Explore the material:
- A) Summarize the Gray v. Gray opinion in two sentences.
- B) In the Gray v. Gray opinion, how many acres of land did the surveyor's certificate and plat show?
- C) Continue the Gray v. Gray opinion from the point where it stops.

Extract:
Gray v. Gray

16 A.2d 166, 178 Md. 566, 1940 Md. LEXIS 211
CourtCourt of Appeals of Maryland
DecidedNovember 13, 1940
Docket[Nos. 15, 16, October Term, 1940.]
StatusPublished
Cited by6 cases

This text of 16 A.2d 166 (Gray v. Gray) is published on Counsel Stack Legal Research, covering Court of Appeals of Maryland primary law. Counsel Stack provides free access to over 12 million legal documents including statutes, case law, regulations, and constitutions.

Bluebook
Gray v. Gray, 16 A.2d 166, 178 Md. 566, 1940 Md. LEXIS 211 (Md. 1940).

Opinion

Mitchell, J.,

delivered the opinion of the Court.

On the 28th day of November, 1938, upon the application of James P. Gray and others, heirs at law of Cornelius Gray, late of Dorchester County, a “special *568 warrant of re-survey of holding and possession” was issued by the Commissioner of the Land Office, directed to the county surveyor of that county. In substance, the special warrant recited that the applicants for the same, or those under whom they claimed for the last twenty years, had set forth in their application that they were entitled to the fee in a certain tract or parcel of land located in the eighteenth election district of Dorchester County, adjacent to the lands of certain named owners thereof, “which they desired to reduce into one entire tract, without adding any contiguous vacancy,” and, accordingly, the surveyor to whom it was addressed was directed to re-survey on behalf of the applicants the land aforesaid, according to their holdings and possessions, and the holdings and possessions of those under whom they claimed.

In pursuance of the authority of said warrant, a survey of the property mentioned therein was duly made by the surveyor, who, as appears from the record, on May 22nd, 1939, filed in the office of the Land Commissioner a certificate of survey and plat, showing the location of a tract of 321 acres of land, designated as “East Marsh Re-Survey.”

[Document structure recognition data]
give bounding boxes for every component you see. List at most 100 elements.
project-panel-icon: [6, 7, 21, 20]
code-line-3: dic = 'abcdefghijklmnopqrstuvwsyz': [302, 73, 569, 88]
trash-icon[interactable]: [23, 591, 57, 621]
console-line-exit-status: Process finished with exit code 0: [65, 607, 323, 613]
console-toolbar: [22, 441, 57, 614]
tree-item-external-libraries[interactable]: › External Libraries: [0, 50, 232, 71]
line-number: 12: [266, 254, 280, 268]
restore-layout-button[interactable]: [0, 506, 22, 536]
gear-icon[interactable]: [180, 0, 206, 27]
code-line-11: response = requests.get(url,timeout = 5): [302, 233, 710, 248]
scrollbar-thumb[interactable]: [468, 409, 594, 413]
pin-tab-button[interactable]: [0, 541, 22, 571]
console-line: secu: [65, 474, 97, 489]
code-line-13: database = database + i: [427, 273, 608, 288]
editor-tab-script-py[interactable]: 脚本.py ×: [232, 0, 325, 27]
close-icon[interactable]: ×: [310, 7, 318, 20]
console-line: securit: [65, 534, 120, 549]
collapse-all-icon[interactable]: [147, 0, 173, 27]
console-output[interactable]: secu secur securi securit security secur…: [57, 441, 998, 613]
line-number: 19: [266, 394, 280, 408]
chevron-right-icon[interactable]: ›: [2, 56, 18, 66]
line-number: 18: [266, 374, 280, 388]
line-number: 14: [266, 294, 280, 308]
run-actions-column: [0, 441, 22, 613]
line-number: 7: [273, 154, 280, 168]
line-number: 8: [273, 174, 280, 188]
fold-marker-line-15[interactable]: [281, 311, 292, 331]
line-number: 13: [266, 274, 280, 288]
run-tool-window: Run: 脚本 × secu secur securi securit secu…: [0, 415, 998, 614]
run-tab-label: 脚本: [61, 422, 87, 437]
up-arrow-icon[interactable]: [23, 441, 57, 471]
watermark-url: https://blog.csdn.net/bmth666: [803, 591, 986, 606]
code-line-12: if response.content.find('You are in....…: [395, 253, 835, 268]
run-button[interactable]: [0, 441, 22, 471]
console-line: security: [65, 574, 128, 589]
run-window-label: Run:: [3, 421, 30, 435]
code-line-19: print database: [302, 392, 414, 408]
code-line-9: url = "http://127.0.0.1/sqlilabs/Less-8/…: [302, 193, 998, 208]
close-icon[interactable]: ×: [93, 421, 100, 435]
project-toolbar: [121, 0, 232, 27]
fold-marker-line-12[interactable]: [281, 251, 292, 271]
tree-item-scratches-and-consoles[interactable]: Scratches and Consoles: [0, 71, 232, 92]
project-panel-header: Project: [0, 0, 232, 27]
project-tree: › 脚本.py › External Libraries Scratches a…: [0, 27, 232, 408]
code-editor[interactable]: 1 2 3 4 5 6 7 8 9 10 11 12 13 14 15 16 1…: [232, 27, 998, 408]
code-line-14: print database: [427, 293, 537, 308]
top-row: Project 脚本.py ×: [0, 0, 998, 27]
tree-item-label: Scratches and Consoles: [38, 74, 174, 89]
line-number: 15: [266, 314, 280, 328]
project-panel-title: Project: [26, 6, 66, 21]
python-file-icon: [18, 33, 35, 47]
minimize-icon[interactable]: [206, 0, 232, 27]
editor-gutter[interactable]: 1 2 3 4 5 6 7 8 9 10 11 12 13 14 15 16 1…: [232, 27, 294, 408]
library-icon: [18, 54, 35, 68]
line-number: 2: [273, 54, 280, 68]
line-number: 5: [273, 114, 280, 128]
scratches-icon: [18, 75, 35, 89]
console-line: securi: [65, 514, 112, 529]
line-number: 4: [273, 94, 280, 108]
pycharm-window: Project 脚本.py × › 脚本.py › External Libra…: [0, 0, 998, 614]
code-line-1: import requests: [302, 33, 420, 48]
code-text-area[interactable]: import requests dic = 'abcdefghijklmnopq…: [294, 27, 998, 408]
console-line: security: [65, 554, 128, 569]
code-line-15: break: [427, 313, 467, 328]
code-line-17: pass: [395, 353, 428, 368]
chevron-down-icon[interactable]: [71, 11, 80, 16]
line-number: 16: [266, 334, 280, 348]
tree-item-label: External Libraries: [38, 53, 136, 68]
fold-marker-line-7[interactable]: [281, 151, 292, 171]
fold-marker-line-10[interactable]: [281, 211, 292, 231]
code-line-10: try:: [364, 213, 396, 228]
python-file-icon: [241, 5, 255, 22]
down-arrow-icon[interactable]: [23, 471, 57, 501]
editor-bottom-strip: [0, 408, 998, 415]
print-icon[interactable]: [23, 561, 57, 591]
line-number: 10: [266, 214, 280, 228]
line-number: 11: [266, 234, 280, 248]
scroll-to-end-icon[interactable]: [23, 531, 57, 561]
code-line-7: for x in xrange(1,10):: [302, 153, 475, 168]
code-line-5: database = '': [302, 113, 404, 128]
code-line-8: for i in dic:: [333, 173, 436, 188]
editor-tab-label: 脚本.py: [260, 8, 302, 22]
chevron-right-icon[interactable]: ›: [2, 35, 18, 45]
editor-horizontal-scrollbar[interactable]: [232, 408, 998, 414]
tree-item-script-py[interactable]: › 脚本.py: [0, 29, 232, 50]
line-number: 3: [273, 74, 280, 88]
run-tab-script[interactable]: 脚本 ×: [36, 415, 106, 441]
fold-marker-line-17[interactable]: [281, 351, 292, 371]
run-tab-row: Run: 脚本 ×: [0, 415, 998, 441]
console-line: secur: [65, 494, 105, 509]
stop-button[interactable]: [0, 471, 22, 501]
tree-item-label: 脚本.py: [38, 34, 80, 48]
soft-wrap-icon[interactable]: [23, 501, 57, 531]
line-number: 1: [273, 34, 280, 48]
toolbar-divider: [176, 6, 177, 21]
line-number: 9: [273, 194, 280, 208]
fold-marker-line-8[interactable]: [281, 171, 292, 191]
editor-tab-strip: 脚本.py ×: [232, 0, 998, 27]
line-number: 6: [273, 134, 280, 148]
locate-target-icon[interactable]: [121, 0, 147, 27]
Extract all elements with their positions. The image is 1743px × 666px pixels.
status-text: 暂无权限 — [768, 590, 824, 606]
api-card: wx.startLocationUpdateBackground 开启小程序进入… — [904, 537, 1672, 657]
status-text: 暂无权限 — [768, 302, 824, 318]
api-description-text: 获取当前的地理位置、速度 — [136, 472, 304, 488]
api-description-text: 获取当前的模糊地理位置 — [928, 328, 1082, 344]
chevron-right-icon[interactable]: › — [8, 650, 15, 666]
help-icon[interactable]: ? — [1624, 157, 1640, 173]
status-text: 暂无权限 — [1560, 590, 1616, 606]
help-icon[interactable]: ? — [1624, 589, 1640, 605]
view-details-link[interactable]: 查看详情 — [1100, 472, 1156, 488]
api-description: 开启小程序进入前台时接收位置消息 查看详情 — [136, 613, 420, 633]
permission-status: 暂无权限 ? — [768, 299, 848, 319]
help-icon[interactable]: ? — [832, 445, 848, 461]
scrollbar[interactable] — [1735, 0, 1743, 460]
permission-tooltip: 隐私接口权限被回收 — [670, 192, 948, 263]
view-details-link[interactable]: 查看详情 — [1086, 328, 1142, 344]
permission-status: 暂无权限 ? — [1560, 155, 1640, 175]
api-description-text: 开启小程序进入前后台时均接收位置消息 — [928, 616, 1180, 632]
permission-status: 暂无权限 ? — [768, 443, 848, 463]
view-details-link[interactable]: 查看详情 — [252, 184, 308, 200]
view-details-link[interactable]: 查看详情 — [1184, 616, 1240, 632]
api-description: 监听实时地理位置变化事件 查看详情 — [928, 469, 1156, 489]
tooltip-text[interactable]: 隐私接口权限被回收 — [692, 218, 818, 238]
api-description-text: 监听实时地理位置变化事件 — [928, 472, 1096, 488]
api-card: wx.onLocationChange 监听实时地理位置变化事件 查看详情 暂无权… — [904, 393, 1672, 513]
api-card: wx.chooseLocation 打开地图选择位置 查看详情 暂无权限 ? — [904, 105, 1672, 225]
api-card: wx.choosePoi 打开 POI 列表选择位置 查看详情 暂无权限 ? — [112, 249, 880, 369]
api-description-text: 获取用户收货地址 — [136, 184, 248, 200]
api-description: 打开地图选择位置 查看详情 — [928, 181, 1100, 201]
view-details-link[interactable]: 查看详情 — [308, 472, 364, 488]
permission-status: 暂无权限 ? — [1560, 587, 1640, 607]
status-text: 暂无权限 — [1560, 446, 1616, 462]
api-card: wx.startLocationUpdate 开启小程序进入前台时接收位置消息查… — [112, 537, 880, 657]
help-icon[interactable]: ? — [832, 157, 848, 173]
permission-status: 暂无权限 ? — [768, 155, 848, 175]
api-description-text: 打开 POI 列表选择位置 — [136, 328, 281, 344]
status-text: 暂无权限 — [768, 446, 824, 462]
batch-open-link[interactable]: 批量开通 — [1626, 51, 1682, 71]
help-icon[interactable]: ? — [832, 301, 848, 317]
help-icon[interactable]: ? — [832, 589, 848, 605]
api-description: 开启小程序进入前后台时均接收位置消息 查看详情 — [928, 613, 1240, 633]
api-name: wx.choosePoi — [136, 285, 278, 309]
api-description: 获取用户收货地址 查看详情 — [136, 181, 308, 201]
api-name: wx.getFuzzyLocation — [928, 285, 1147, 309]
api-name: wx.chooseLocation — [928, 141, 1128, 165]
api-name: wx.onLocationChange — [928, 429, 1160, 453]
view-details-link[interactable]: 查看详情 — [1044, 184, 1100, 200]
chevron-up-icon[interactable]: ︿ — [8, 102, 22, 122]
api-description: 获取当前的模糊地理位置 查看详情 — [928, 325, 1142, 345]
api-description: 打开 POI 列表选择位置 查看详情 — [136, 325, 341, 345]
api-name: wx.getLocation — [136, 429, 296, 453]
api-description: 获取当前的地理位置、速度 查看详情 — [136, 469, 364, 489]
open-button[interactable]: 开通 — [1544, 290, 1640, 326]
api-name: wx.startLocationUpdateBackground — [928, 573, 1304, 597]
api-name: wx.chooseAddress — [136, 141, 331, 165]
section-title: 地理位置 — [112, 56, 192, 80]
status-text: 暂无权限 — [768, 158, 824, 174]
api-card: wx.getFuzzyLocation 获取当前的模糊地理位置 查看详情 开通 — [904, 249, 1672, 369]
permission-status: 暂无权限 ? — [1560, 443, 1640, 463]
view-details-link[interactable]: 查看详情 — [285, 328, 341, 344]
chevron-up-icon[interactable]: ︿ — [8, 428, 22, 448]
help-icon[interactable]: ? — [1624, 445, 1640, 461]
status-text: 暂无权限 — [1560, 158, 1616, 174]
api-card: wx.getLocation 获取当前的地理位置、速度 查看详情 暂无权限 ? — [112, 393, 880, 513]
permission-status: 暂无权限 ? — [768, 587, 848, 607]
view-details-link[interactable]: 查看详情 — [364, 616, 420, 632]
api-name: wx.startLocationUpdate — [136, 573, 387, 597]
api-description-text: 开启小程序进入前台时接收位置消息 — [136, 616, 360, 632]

Answers to each task:
- A) On November 28, 1938, at the application of James P. Gray and other heirs at law of Cornelius Gray, the Commissioner of the Land Office issued a special warrant directing the Dorchester County surveyor to re-survey land in the eighteenth election district that the applicants claimed in fee, so that it could be reduced into one entire tract without adding any contiguous vacancy. The surveyor made the survey and, on May 22, 1939, filed a certificate of survey and plat showing a 321-acre tract designated "East Marsh Re-Survey."

- B) 321 acres.

- C)
The record shows that on October 3rd, 1939, David H. Gray, the appellee, by letter addressed to the Commissioner and received by the latter on October 5th, 1939, filed a caveat in the proceedings, in which it was set forth that the caveator understood from the surveyor that said survey included practically all of a tract of land called “Gray’s Discovery,” and that it was the further understanding of the caveator that it also embraced land alleged to be vacant. On November 8th, 1939, the appellants answered the caveat, setting forth that no part of the land called “Gray’s Discovery” was included in the survey under the warrant, and further that the same did not embrace land other than that which under the laws of the state the respondents were entitled to include therein. Following the answer, an amended caveat was filed by the appellee, in which objection was made to the *569 granting of a patent for the land described in the aforegoing survey, and in which, in substance, the specific grounds upon which the original caveat was filed were set forth as follows:

(1) Because said “East Marsh Re-Survey” included therein tracts or parts of tracts of land, among which was a tract called “Gray’s Discovery” which was owned by the caveator; and further that it included other tracts of land known as “Gray’s Luck,” “Gray’s Possession” and “Moore’s Desire,” respectively, or portions thereof; all of which said lands, together with other parcels of land included in said re-survey, prior to the application for the land for which the patent was sought, had been previously patented by the State; (2) because the application and return of the surveyor embraced vacant land for which the caveatees sought to obtain a patent; (3) because said application and return embraced navigable waters, and (4) because they embraced land which was not owned in fee simple by the caveatees, and to which they were not entitled under the provisions of section 29 of article 54 of the Code of Public General Laws of this State.

It does not appear from the record that the amended caveat was formally answered by the caveatees, but it nevertheless does appear that the respective parties, represented by counsel, treated the questions involved in this case as being those raised by the amended caveat, and in consequence the voluminous testimony before us is directed to that end.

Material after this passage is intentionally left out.